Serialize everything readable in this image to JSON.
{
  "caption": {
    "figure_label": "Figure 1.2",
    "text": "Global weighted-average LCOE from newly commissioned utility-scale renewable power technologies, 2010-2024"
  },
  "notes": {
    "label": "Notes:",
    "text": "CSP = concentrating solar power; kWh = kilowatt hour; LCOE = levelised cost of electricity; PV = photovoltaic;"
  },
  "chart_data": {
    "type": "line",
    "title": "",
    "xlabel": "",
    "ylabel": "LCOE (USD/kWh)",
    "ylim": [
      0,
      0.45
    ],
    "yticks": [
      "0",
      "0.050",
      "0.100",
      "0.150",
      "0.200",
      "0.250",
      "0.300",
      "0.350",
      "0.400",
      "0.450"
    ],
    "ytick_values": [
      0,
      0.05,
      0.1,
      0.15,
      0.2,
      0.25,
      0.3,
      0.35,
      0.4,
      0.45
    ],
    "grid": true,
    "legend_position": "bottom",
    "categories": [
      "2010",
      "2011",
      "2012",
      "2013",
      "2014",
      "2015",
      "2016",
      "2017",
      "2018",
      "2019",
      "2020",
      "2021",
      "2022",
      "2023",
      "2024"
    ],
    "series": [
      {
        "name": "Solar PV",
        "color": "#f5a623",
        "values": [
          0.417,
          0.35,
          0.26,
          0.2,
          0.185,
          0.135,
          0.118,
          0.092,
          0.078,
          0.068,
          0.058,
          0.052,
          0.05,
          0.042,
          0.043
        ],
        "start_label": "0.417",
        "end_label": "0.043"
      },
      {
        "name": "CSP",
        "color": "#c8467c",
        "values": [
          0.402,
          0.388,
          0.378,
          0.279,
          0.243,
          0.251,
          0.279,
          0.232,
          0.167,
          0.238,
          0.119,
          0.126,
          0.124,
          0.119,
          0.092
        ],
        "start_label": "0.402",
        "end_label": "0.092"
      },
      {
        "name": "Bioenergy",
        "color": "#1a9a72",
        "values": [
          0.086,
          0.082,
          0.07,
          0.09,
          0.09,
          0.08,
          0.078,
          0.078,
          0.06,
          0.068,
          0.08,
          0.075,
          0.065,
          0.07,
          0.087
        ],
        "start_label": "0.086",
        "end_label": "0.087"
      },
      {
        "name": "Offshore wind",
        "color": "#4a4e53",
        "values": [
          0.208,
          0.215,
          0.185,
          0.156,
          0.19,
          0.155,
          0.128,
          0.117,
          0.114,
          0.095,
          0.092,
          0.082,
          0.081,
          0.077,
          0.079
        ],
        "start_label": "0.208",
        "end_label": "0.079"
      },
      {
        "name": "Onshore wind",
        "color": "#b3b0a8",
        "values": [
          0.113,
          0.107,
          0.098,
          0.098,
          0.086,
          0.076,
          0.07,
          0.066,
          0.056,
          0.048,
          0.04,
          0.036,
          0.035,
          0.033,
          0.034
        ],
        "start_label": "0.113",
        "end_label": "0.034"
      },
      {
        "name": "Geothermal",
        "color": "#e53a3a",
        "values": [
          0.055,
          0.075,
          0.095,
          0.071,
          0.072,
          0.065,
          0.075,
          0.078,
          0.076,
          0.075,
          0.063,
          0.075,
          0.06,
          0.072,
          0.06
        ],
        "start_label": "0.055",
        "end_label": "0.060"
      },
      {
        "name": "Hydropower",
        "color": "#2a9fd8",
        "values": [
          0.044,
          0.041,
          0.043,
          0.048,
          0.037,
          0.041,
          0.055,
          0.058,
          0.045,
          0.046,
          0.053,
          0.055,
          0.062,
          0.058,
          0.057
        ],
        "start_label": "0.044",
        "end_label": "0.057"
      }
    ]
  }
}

#### [Task directions]
Scan the material above for the string "LCOE" and return the lines that hold it.

#### [Expected answer]
    "text": "Global weighted-average LCOE from newly commissioned utility-scale renewable power technologies, 2010-2024"
    "text": "CSP = concentrating solar power; kWh = kilowatt hour; LCOE = levelised cost of electricity; PV = photovoltaic;"
    "ylabel": "LCOE (USD/kWh)",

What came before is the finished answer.